* **TEXT PASSAGE**
____
John: Yeah, I love that acting beat there. Just the little look away, the down- also I like that hat a lot, I'm not gonna lie.
Christian: Yeah.
Marc: And the campaign’s growing, we have more posters and people.
John: We had a very specific timeline on the campaign room. We had three phases: the despair phase, the growing phase, and the triumph phase. And we had to make sure- because we have ADs, first ADs work hard. They have to pack that room to make it look different each time. Yes, and this is Girl Friday. He's Ralph Bellamy, and he's just gonna be pushed around and manipulated.
Chris: That's a great line.
Christian: Wow.
John: And again, the campaign promise: “How is a campaign promise not like a lie?” “It's complicated!”
Aldis: Yeah.
[Laughter]
John: Deeply cynical, deeply cynical stuff.
Chris: Great comic timing on that.
John: Yeah well, Tim’s a funny guy, That’s why we’re very blessed, all you guys can land a joke. You know, that's- you don't get that lucky all the time. And then the little snarky look from her. And again, that attitude that character would not have had first or second year. Really both the characters, and the actors have driven the characters. This is what- by the way, what he's- the rough estimation he’s doing is called the Fermi Problem, something that I was taught back in my physics days, is you just do order of magnitude guesses.
Scott: Right.
John: And it allows you to just make good, order of magnitude guesses without having to grind out the actual math and boring the audience. Like I am right- now!
[Laughter]
Marc: Yeah, exactly.
Chris: And now you've hit stop, and now you're back in it.
John: There's some physicists out there in their underwear just freaking out because I said Fermi Problem.
[Laughter]
John: This was a ton of fun. That was a street in Portland!
Marc: This is all exterior Portland, yes.
John: Yeah that's done on Ankeny. That's fantastic! That's done on cobblestone! That's fantastic, yeah. And just putting up posters. And we got a lot of photos of the Italian elections actually, and used those as the models for the poster style and density and stuff. And this was Aldis working hard, second unit.
Aldis: Yes, indeed.
John: “Now loosen the tie, it's later!”
Aldis: Yeah, small little room, dig it.
____
* **EXTRACTED INFORMATION**
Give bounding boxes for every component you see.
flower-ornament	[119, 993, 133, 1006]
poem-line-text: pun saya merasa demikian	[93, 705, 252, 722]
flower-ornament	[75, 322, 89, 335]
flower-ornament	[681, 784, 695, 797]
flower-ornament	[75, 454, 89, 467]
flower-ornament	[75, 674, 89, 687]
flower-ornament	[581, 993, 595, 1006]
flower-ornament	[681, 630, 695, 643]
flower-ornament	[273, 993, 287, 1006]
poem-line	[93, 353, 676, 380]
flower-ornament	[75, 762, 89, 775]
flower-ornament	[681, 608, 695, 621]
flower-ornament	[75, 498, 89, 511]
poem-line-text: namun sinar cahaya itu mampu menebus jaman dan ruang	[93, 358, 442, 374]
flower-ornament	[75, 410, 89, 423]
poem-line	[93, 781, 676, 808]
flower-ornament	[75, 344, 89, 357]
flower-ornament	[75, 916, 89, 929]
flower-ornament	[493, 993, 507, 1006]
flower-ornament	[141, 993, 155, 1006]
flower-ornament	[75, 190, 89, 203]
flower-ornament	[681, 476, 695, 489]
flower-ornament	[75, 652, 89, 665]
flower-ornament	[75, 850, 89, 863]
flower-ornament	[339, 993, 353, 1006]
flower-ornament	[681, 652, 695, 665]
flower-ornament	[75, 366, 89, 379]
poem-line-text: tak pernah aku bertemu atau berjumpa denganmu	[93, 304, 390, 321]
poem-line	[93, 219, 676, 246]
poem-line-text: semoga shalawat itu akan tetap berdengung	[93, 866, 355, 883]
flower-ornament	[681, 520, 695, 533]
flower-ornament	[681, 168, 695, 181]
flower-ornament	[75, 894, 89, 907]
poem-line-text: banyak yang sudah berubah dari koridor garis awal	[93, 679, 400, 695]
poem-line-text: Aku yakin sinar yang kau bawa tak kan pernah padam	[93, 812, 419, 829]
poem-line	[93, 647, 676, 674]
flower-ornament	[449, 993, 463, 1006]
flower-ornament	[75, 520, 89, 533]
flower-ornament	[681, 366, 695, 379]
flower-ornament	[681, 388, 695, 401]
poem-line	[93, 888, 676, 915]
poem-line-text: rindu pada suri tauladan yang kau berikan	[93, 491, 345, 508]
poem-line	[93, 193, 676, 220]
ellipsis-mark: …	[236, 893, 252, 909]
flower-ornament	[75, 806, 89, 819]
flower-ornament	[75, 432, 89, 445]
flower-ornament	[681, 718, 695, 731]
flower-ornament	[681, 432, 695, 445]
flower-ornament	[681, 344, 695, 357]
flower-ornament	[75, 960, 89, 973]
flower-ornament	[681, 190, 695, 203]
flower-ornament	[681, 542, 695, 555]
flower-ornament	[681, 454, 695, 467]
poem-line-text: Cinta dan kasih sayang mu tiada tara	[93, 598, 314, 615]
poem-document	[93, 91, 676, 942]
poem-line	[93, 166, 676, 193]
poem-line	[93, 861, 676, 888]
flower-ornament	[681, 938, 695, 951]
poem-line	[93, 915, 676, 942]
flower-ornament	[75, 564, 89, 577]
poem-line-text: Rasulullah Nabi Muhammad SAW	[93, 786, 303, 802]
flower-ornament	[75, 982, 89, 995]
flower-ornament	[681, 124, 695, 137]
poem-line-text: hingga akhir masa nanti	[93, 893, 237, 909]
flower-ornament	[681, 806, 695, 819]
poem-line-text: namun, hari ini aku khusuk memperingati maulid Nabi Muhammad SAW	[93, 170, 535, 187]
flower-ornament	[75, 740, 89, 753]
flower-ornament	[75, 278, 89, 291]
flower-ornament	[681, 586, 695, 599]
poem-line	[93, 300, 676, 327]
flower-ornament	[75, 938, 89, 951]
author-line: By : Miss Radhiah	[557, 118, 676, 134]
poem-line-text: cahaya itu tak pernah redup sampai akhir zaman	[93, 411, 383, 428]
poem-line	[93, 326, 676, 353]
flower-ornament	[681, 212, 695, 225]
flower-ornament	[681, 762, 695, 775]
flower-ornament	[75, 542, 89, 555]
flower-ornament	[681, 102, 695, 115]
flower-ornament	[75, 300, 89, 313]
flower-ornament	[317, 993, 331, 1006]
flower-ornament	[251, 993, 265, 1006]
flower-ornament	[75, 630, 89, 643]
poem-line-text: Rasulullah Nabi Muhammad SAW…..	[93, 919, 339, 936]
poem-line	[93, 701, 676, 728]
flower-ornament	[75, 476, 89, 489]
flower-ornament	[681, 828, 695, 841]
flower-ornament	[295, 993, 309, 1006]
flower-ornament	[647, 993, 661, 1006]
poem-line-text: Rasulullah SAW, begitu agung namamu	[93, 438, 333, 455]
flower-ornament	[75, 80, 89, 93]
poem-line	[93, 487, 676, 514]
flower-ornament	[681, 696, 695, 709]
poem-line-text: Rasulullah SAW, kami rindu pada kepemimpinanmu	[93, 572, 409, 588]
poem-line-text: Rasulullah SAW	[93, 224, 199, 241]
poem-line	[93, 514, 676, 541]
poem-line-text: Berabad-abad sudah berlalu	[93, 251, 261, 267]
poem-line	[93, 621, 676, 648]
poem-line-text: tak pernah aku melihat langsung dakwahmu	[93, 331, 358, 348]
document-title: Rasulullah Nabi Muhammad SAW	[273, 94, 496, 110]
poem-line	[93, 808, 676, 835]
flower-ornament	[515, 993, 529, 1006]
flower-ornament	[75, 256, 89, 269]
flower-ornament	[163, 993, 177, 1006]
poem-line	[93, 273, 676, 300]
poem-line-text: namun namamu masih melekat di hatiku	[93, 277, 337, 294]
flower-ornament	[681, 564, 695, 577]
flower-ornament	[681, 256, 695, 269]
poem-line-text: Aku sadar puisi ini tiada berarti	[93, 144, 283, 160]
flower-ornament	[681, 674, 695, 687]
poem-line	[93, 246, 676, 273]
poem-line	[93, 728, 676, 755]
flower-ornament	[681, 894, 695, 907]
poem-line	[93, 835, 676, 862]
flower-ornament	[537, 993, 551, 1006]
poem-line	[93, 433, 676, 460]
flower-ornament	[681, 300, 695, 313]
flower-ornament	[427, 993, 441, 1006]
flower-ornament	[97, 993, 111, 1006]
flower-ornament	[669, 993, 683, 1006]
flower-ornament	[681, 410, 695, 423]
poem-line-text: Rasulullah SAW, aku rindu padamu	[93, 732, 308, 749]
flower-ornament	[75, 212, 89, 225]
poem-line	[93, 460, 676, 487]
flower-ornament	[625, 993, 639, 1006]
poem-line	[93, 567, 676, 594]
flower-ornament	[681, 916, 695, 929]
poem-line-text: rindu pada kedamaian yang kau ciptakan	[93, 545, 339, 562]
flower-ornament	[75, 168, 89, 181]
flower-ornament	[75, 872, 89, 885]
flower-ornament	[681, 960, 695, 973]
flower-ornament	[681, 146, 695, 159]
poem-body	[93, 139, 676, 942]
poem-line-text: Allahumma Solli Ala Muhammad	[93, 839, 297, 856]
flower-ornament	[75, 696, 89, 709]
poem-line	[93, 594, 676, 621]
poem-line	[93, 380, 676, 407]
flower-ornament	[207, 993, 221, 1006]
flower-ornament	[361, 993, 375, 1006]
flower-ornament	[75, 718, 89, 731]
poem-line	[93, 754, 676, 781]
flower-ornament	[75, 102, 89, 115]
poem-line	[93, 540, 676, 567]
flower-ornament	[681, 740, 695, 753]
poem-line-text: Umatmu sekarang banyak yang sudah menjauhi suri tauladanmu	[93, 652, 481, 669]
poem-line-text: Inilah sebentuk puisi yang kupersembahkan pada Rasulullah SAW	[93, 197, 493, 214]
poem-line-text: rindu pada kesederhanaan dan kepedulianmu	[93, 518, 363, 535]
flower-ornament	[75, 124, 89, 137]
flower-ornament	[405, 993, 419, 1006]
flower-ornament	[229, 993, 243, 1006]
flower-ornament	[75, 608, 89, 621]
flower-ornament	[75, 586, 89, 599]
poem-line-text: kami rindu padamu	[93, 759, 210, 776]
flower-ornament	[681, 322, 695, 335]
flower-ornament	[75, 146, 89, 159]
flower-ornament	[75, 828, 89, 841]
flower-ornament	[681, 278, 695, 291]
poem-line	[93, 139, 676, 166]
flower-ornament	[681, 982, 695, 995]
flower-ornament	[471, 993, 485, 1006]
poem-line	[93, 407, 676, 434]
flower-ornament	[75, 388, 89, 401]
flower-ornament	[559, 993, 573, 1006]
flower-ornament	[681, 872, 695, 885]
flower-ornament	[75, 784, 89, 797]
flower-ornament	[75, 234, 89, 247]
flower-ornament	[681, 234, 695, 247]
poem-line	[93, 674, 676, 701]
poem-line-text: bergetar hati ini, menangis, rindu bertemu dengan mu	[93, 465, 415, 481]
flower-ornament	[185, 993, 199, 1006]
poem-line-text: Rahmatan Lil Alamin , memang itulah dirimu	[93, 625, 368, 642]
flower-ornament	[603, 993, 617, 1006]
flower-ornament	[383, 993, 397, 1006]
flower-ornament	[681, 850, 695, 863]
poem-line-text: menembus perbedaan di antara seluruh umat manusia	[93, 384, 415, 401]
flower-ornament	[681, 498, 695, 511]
____
* **TASKS TO COMPLETE**
**A)** Substitute "floral-ornament" for "flower-ornament" in the listing, from its first line to the line with "poem-line-text: banyak yang", and reproduce only those lines with everything else unchanged.
**B)** Pick up the commentary transcript after its final line and continue the conversation for a few more turns.
The commentary transcript and the listing have no connection to each other.

* **ANSWER LIST**
**A)**
Give bounding boxes for every component you see.
floral-ornament	[119, 993, 133, 1006]
poem-line-text: pun saya merasa demikian	[93, 705, 252, 722]
floral-ornament	[75, 322, 89, 335]
floral-ornament	[681, 784, 695, 797]
floral-ornament	[75, 454, 89, 467]
floral-ornament	[75, 674, 89, 687]
floral-ornament	[581, 993, 595, 1006]
floral-ornament	[681, 630, 695, 643]
floral-ornament	[273, 993, 287, 1006]
poem-line	[93, 353, 676, 380]
floral-ornament	[75, 762, 89, 775]
floral-ornament	[681, 608, 695, 621]
floral-ornament	[75, 498, 89, 511]
poem-line-text: namun sinar cahaya itu mampu menebus jaman dan ruang	[93, 358, 442, 374]
floral-ornament	[75, 410, 89, 423]
poem-line	[93, 781, 676, 808]
floral-ornament	[75, 344, 89, 357]
floral-ornament	[75, 916, 89, 929]
floral-ornament	[493, 993, 507, 1006]
floral-ornament	[141, 993, 155, 1006]
floral-ornament	[75, 190, 89, 203]
floral-ornament	[681, 476, 695, 489]
floral-ornament	[75, 652, 89, 665]
floral-ornament	[75, 850, 89, 863]
floral-ornament	[339, 993, 353, 1006]
floral-ornament	[681, 652, 695, 665]
floral-ornament	[75, 366, 89, 379]
poem-line-text: tak pernah aku bertemu atau berjumpa denganmu	[93, 304, 390, 321]
poem-line	[93, 219, 676, 246]
poem-line-text: semoga shalawat itu akan tetap berdengung	[93, 866, 355, 883]
floral-ornament	[681, 520, 695, 533]
floral-ornament	[681, 168, 695, 181]
floral-ornament	[75, 894, 89, 907]
poem-line-text: banyak yang sudah berubah dari koridor garis awal	[93, 679, 400, 695]

**B)**
Chris: And there's his- what's in his cabinet? Incoming cabinet?
Marc: Yes, incoming cabinet.
John: Yup, doing the JFK short sleeve thing. It was great, it was a ton of fun.
Christian: Was that supposed to be me putting that poster up?
John: No, no, no, that is the locals who are so filled with joy at the chance to be liberated.
[Laughter]
John: It also had a really pretty light cause we ran out of light and blew it out from the side.
Marc: This is a great graphic that Derek built for-
[Laughter]
Marc: For the campaign.
Aldis: Light it on fire!
John: What's crazy is it should be over the top, but if you looked at this year's election, it wasn't!
Scott: Yeah!
Marc: It wasn't as bad!
Chris: No, not at all.
Christian: I was just gonna say it's totally, exactly what's going on.
Scott: Not even this year’s election-
Chris: This is very restrained.
Scott: Yeah, like even the 60’s there were the nuke- the kid- the little girl with the flower ad.
John: The daisy ad, only aired once.
Scott: Yeah, and then the nuclear bomb explodes, it’s crazy.
Chris: Oh, and child labor!
John: By the way, that was great casting, that kid. “Alright now look sad, now look like they beat you! Alright, that's perfect.”
[Laughter]
John: No, we're not gonna beat him, no, sorry.
Christian: Such a beautiful shot, by the way, Roskin.
Marc: Thank you.
Christian: And again were back in that-
Chris: Oh, that made me laugh.
John: That's a great joke.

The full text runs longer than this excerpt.